• _Extracted data entries_:
- - -

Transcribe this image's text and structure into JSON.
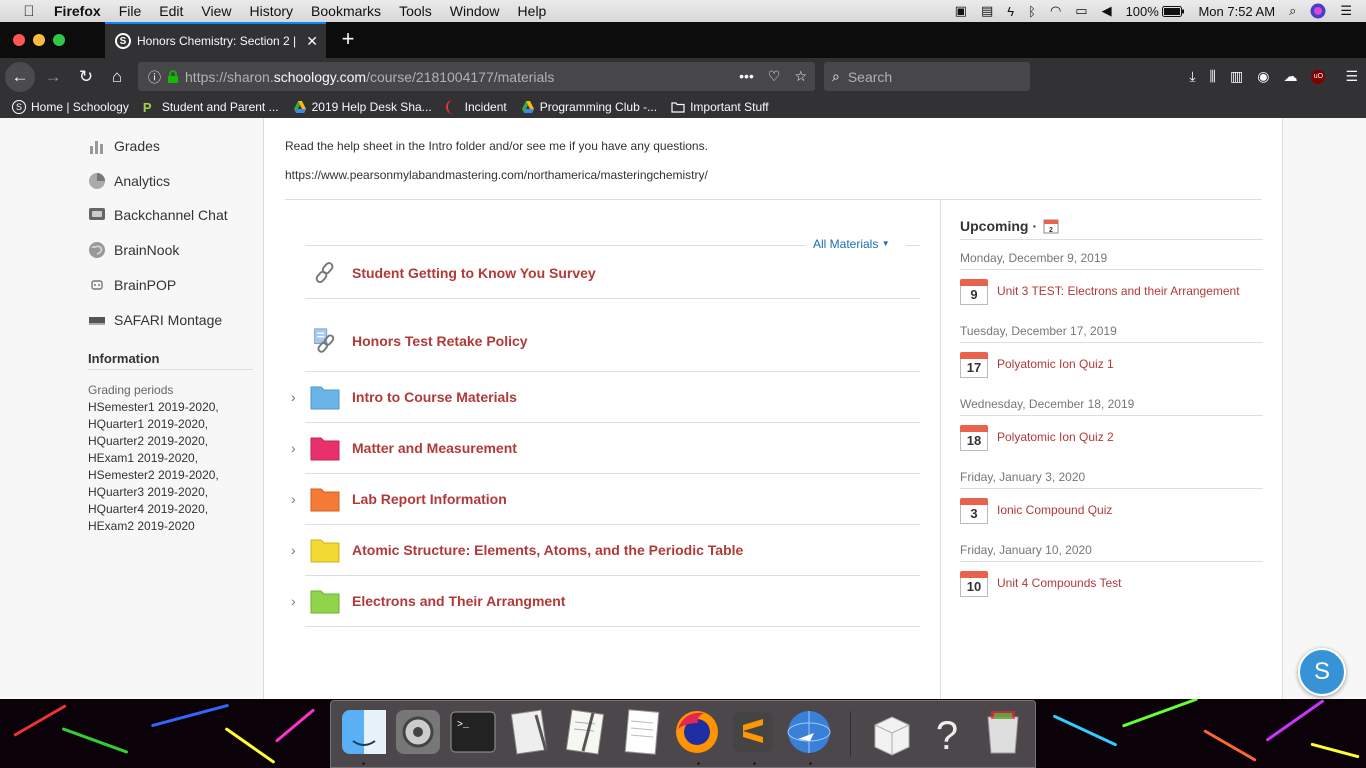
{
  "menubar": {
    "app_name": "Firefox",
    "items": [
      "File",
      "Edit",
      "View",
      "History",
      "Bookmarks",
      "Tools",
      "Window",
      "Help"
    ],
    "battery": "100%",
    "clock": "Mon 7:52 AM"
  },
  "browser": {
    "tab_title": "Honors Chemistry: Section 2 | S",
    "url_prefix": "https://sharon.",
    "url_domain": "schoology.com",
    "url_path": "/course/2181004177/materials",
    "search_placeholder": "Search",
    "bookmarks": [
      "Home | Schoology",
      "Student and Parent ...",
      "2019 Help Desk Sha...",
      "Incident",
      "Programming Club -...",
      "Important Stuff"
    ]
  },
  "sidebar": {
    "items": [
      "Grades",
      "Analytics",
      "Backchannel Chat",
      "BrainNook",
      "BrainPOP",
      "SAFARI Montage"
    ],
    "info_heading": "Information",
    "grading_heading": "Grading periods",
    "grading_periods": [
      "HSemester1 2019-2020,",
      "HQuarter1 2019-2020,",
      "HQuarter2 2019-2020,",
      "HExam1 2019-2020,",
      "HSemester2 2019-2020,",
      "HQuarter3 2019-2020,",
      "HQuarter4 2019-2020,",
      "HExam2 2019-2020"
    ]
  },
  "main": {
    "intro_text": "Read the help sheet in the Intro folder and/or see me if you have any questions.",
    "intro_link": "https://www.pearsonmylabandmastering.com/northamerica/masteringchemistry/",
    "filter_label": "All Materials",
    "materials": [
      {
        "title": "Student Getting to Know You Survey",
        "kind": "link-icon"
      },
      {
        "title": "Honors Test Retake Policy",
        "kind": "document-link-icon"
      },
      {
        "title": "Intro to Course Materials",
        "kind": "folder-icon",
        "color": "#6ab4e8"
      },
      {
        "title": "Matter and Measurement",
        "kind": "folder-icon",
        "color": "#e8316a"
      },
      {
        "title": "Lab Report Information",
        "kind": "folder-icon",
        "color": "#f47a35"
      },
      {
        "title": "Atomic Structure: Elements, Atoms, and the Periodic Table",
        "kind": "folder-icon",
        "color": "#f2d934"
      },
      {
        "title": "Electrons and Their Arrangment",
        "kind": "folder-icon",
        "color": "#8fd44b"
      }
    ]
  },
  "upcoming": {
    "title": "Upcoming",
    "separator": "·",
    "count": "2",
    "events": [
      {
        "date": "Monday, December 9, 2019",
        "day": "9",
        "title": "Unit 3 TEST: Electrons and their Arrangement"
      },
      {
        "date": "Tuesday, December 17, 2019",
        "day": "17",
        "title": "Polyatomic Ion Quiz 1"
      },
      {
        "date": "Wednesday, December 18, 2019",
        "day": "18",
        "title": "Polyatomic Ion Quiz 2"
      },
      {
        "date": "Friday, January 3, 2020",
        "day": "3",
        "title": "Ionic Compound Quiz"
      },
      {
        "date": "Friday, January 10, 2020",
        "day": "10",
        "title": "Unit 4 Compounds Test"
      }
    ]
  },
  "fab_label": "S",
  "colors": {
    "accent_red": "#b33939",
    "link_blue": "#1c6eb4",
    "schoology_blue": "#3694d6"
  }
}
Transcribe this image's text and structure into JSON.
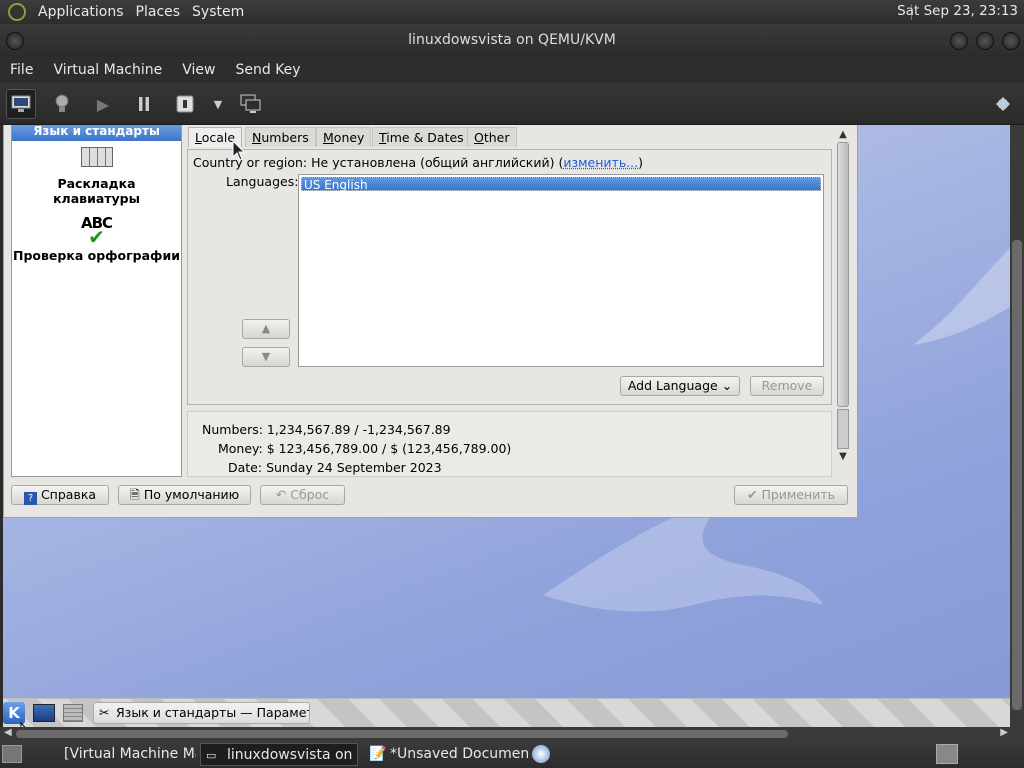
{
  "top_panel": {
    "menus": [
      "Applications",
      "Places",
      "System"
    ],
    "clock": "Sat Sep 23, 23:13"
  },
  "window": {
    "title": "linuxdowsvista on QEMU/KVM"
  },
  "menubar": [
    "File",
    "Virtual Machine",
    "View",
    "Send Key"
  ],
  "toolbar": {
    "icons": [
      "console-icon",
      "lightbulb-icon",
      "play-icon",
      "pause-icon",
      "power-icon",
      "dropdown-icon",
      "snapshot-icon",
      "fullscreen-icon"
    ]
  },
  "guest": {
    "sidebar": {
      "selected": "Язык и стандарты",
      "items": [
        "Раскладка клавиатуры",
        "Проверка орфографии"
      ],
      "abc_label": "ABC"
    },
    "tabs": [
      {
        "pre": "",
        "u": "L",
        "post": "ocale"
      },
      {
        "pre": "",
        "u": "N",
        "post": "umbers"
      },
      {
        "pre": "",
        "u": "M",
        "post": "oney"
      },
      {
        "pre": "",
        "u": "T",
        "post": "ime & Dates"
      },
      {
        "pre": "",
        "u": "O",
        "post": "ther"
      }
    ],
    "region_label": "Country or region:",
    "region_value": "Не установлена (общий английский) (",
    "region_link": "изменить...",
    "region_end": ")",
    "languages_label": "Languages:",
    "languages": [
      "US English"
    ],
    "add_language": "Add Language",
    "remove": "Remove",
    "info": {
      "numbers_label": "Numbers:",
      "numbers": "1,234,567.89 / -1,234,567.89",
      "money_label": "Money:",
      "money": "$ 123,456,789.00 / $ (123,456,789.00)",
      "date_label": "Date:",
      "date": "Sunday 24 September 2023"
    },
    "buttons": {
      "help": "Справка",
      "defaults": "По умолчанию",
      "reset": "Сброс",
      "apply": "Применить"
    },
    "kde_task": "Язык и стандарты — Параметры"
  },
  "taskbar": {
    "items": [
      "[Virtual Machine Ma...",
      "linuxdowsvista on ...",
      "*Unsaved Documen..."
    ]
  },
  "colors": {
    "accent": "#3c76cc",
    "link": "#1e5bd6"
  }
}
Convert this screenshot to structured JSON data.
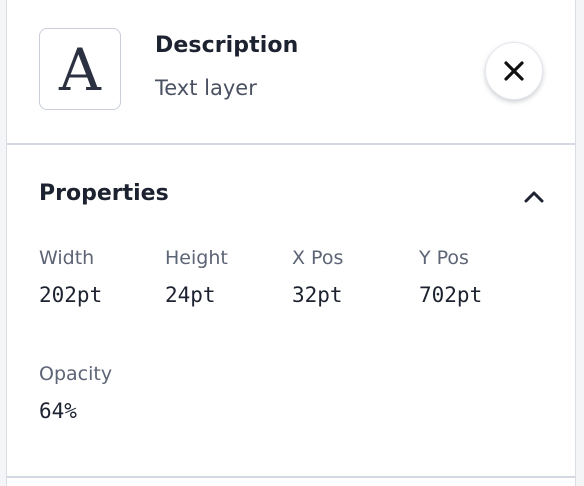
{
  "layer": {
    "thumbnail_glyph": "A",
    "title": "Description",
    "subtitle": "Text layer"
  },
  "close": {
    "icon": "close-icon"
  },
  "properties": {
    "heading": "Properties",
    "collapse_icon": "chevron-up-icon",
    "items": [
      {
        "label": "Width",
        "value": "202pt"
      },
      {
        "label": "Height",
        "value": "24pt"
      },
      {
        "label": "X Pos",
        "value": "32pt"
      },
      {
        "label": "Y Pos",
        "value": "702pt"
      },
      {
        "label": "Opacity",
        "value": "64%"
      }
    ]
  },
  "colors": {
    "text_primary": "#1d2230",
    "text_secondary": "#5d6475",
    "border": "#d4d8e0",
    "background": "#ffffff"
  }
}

- - -

Of the lines above, how many include the word "https"? Reply with the number alone.

• _The reply_: 2